## BEGIN Data for this exercise
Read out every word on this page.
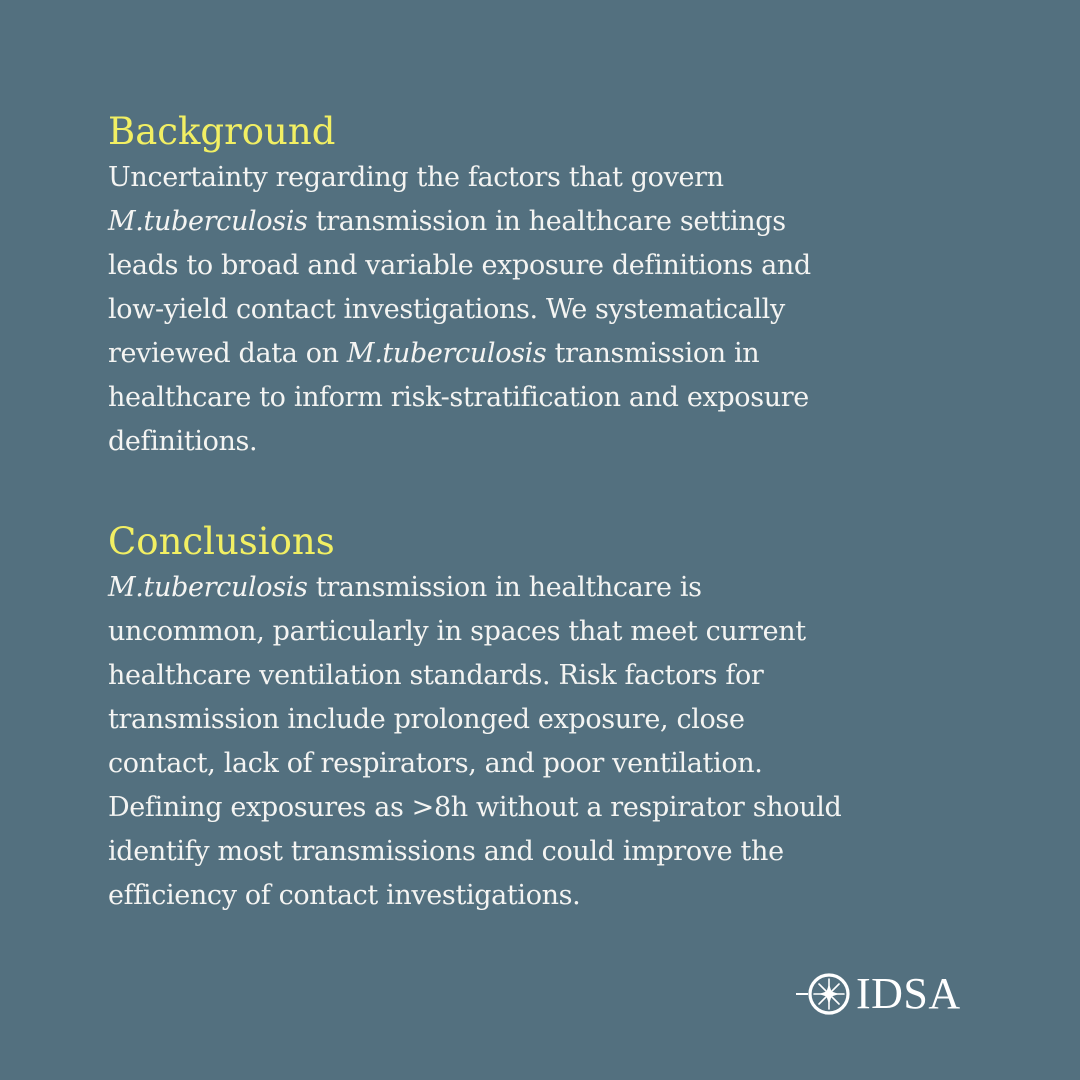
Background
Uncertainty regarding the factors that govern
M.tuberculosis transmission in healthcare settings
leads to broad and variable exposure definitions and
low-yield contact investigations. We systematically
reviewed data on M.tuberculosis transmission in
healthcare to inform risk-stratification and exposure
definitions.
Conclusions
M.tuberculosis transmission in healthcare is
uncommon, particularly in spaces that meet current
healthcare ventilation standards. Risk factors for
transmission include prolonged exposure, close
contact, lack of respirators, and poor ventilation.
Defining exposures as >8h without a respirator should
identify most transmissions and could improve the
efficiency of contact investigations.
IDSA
## END Data for this exercise
## BEGIN Data for this exercise
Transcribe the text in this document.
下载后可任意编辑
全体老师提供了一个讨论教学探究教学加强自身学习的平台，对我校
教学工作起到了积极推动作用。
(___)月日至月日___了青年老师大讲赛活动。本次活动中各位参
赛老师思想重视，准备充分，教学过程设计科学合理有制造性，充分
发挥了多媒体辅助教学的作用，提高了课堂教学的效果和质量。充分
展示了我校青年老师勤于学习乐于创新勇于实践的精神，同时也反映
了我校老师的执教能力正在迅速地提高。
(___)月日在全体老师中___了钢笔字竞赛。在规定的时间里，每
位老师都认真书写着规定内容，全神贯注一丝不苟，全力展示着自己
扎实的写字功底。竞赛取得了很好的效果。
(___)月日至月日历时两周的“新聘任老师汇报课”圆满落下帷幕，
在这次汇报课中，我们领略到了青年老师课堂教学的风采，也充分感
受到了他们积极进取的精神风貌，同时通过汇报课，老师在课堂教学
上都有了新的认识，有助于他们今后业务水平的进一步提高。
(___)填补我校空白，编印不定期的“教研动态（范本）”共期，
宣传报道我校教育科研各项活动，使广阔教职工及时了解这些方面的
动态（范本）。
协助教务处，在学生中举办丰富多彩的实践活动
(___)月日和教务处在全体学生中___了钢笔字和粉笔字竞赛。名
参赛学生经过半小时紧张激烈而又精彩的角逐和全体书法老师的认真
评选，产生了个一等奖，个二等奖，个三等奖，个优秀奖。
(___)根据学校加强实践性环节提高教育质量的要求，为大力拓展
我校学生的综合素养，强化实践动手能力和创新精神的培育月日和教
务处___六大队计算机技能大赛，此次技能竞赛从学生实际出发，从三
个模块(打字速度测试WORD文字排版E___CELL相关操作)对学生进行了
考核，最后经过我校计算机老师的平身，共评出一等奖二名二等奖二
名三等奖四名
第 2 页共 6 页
## END Data for this exercise
Aim
Find every line in the records above that contains the word "healthcare", and copy each one.

Response to the exercise
M.tuberculosis transmission in healthcare settings
healthcare to inform risk-stratification and exposure
M.tuberculosis transmission in healthcare is
healthcare ventilation standards. Risk factors for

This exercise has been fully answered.